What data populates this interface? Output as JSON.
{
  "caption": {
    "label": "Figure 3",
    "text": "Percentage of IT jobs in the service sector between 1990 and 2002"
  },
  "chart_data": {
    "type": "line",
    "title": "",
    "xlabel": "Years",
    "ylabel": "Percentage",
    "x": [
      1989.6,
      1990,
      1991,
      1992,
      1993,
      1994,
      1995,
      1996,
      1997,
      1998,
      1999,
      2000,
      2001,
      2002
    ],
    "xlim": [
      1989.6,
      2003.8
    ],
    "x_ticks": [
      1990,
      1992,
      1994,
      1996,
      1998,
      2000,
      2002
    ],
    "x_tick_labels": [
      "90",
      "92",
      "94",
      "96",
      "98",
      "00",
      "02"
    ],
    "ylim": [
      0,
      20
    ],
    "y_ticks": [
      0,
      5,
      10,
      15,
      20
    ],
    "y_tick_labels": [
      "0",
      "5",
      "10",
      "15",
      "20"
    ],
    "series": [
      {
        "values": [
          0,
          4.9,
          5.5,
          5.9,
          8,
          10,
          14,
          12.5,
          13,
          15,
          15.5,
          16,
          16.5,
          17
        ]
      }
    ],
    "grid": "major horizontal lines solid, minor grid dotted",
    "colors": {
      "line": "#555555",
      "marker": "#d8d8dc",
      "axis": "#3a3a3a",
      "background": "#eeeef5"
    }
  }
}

********************

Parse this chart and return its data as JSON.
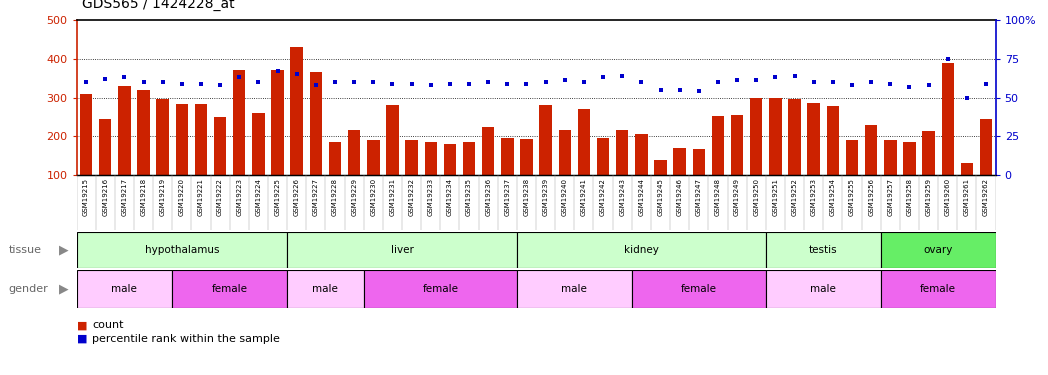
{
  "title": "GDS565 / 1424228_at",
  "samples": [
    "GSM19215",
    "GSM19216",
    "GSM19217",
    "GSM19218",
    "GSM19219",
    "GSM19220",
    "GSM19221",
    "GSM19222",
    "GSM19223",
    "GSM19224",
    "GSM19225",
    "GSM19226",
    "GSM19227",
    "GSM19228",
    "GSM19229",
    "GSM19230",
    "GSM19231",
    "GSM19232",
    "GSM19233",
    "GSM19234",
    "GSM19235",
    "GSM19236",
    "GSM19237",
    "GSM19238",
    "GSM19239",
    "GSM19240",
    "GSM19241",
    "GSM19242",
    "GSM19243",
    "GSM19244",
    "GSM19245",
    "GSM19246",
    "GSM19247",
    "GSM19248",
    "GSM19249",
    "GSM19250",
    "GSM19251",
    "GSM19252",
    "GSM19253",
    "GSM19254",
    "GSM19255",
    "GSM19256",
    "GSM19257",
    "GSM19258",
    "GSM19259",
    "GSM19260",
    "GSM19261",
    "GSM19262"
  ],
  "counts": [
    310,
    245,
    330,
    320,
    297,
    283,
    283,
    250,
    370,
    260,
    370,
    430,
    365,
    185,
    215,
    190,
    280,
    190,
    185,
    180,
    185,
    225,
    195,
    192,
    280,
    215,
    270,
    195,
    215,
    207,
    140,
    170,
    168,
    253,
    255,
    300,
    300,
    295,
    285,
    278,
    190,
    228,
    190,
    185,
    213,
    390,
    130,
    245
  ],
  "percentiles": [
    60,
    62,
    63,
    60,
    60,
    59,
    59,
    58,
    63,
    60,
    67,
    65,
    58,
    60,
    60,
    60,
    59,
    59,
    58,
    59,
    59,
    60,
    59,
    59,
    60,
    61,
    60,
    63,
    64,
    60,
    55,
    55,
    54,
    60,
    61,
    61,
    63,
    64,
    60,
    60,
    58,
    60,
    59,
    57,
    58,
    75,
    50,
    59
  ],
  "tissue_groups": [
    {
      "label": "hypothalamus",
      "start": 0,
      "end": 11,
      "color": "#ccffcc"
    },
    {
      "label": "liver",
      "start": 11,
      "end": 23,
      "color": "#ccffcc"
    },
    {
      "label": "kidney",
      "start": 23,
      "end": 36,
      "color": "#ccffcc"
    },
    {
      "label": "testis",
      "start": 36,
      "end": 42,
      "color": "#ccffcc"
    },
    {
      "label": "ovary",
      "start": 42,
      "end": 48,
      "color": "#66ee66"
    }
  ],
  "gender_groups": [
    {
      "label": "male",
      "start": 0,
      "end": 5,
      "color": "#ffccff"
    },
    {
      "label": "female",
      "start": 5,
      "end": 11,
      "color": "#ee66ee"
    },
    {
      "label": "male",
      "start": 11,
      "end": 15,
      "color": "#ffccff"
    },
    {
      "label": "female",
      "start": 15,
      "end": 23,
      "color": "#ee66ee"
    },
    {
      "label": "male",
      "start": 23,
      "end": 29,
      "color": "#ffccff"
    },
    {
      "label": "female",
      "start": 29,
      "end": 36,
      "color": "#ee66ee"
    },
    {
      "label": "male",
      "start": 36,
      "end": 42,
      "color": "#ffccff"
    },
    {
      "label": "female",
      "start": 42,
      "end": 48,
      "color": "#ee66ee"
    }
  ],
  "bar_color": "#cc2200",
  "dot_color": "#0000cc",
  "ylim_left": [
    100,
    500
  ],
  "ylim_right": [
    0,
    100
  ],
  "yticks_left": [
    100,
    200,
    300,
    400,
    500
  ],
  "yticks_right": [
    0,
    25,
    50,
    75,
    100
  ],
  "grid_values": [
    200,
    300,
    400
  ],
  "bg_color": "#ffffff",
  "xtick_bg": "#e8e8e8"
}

********************

Written problem: Scan the lines above for "this", then copy every one that has it.

Problem solution:
What data populates this interface? Output as JSON.
Parse this chart and return its data as JSON.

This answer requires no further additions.